→ **Given task**: Every line of the material is to be quoted verbatim, minus the pictures.

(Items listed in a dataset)
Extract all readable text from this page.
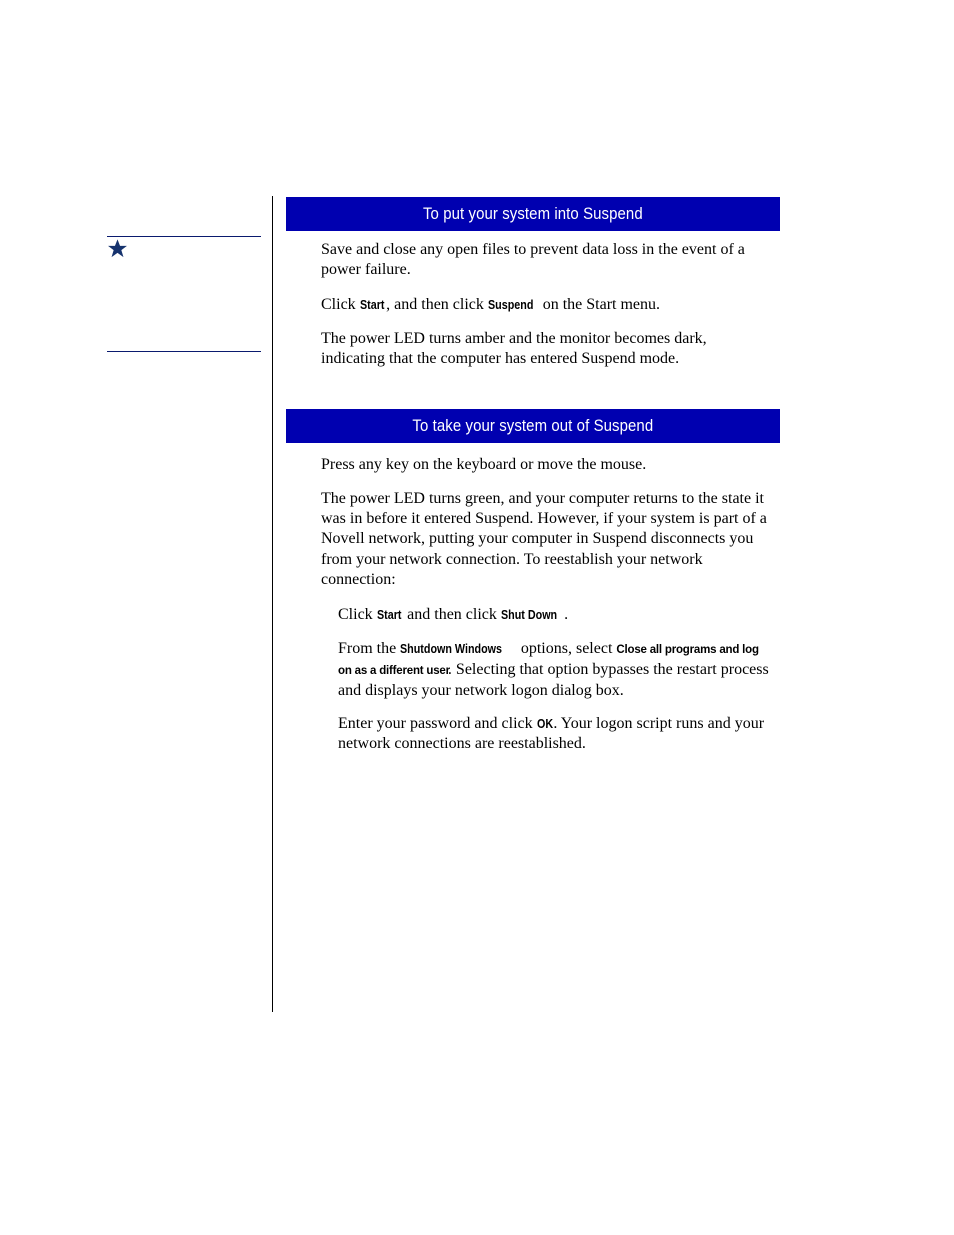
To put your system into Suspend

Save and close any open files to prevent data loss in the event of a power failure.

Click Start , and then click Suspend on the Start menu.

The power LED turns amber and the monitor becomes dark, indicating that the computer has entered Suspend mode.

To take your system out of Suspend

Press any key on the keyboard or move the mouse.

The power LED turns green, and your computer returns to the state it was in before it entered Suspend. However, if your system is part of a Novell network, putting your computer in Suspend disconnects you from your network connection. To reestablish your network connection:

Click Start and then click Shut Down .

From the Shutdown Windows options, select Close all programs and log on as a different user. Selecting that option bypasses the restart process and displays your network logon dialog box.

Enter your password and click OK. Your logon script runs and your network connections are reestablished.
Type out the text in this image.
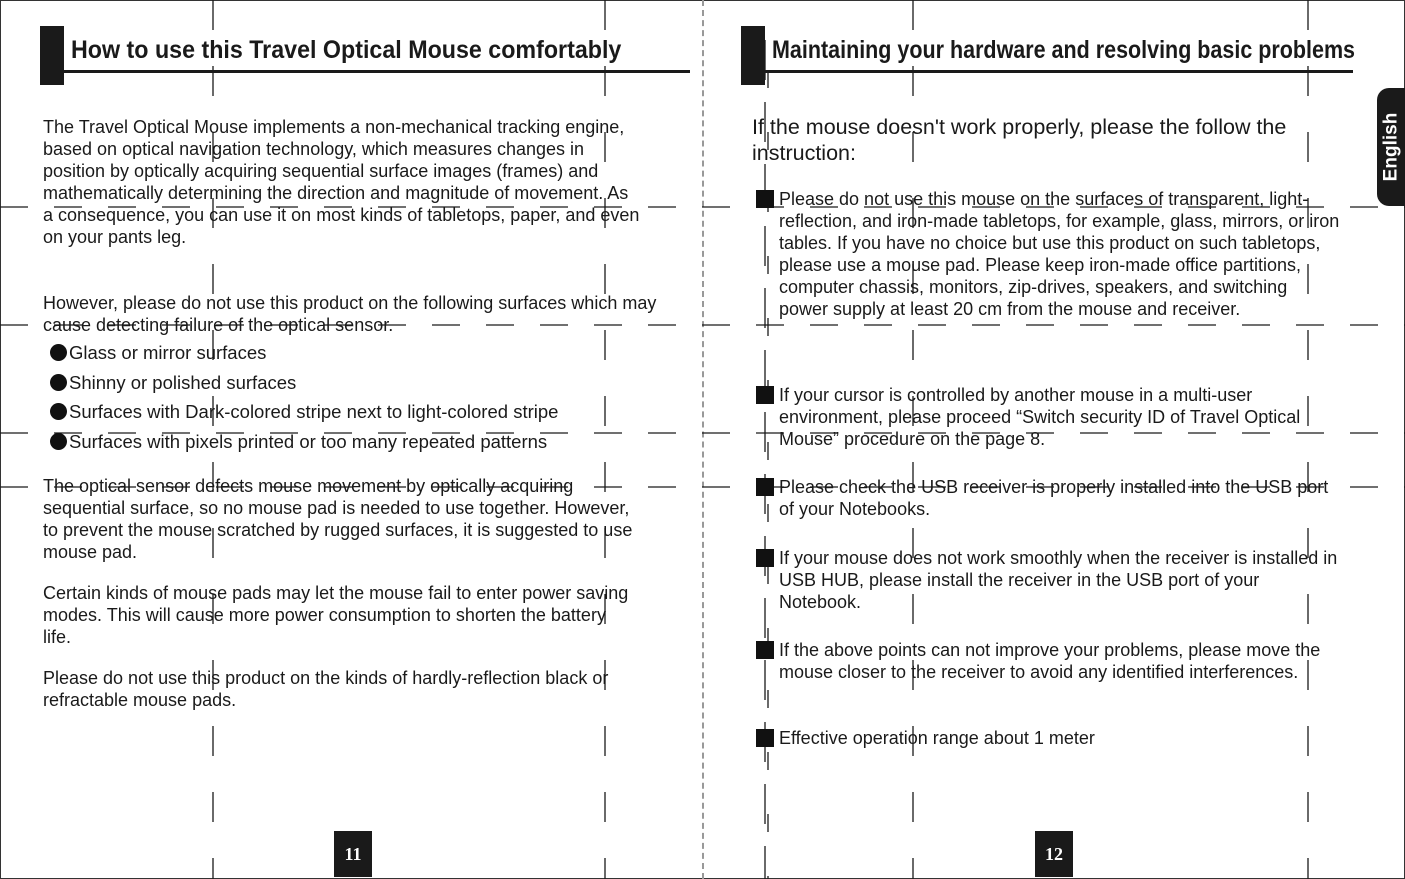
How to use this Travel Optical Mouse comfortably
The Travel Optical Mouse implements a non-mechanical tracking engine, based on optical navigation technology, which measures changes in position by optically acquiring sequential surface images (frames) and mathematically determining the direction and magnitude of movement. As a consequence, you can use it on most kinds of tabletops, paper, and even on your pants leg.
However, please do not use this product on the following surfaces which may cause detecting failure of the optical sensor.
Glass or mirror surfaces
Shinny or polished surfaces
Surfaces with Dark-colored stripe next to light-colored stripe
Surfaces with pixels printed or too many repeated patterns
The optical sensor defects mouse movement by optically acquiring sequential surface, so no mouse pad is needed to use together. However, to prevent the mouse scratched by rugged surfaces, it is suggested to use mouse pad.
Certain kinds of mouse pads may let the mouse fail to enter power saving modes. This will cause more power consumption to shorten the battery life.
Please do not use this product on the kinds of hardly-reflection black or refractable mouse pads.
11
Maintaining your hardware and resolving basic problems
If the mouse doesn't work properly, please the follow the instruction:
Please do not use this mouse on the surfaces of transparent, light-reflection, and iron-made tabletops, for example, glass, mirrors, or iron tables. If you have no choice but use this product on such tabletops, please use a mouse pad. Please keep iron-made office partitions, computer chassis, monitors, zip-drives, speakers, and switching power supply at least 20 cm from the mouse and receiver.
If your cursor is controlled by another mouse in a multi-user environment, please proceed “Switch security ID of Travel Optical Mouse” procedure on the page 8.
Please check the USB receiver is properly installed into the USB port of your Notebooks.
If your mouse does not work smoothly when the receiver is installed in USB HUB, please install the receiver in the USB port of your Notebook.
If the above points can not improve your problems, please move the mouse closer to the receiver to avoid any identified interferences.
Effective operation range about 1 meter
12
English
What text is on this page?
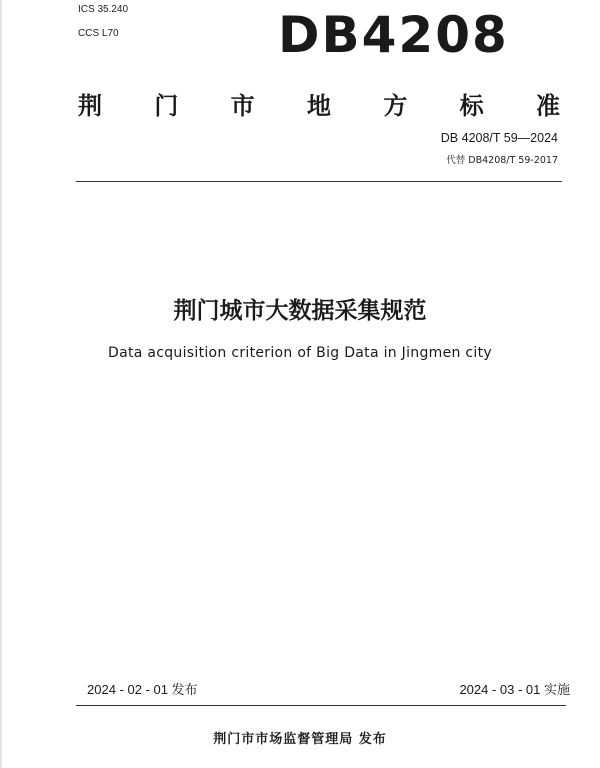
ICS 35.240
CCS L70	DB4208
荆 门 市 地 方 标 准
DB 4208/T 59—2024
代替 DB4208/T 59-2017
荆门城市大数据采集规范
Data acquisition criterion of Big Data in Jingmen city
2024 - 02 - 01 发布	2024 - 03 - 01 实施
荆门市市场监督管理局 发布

→ **Final result**:
Extract all readable text from this page.
To put your system into Suspend

Save and close any open files to prevent data loss in the event of a power failure.

Click Start , and then click Suspend on the Start menu.

The power LED turns amber and the monitor becomes dark, indicating that the computer has entered Suspend mode.

To take your system out of Suspend

Press any key on the keyboard or move the mouse.

The power LED turns green, and your computer returns to the state it was in before it entered Suspend. However, if your system is part of a Novell network, putting your computer in Suspend disconnects you from your network connection. To reestablish your network connection:

Click Start and then click Shut Down .

From the Shutdown Windows options, select Close all programs and log on as a different user. Selecting that option bypasses the restart process and displays your network logon dialog box.

Enter your password and click OK. Your logon script runs and your network connections are reestablished.
Type out the text in this image.
How to use this Travel Optical Mouse comfortably
The Travel Optical Mouse implements a non-mechanical tracking engine, based on optical navigation technology, which measures changes in position by optically acquiring sequential surface images (frames) and mathematically determining the direction and magnitude of movement. As a consequence, you can use it on most kinds of tabletops, paper, and even on your pants leg.
However, please do not use this product on the following surfaces which may cause detecting failure of the optical sensor.
Glass or mirror surfaces
Shinny or polished surfaces
Surfaces with Dark-colored stripe next to light-colored stripe
Surfaces with pixels printed or too many repeated patterns
The optical sensor defects mouse movement by optically acquiring sequential surface, so no mouse pad is needed to use together. However, to prevent the mouse scratched by rugged surfaces, it is suggested to use mouse pad.
Certain kinds of mouse pads may let the mouse fail to enter power saving modes. This will cause more power consumption to shorten the battery life.
Please do not use this product on the kinds of hardly-reflection black or refractable mouse pads.
11
Maintaining your hardware and resolving basic problems
If the mouse doesn't work properly, please the follow the instruction:
Please do not use this mouse on the surfaces of transparent, light-reflection, and iron-made tabletops, for example, glass, mirrors, or iron tables. If you have no choice but use this product on such tabletops, please use a mouse pad. Please keep iron-made office partitions, computer chassis, monitors, zip-drives, speakers, and switching power supply at least 20 cm from the mouse and receiver.
If your cursor is controlled by another mouse in a multi-user environment, please proceed “Switch security ID of Travel Optical Mouse” procedure on the page 8.
Please check the USB receiver is properly installed into the USB port of your Notebooks.
If your mouse does not work smoothly when the receiver is installed in USB HUB, please install the receiver in the USB port of your Notebook.
If the above points can not improve your problems, please move the mouse closer to the receiver to avoid any identified interferences.
Effective operation range about 1 meter
12
English
What text is on this page?
ICS 35.240
CCS L70	DB4208
荆 门 市 地 方 标 准
DB 4208/T 59—2024
代替 DB4208/T 59-2017
荆门城市大数据采集规范
Data acquisition criterion of Big Data in Jingmen city
2024 - 02 - 01 发布	2024 - 03 - 01 实施
荆门市市场监督管理局 发布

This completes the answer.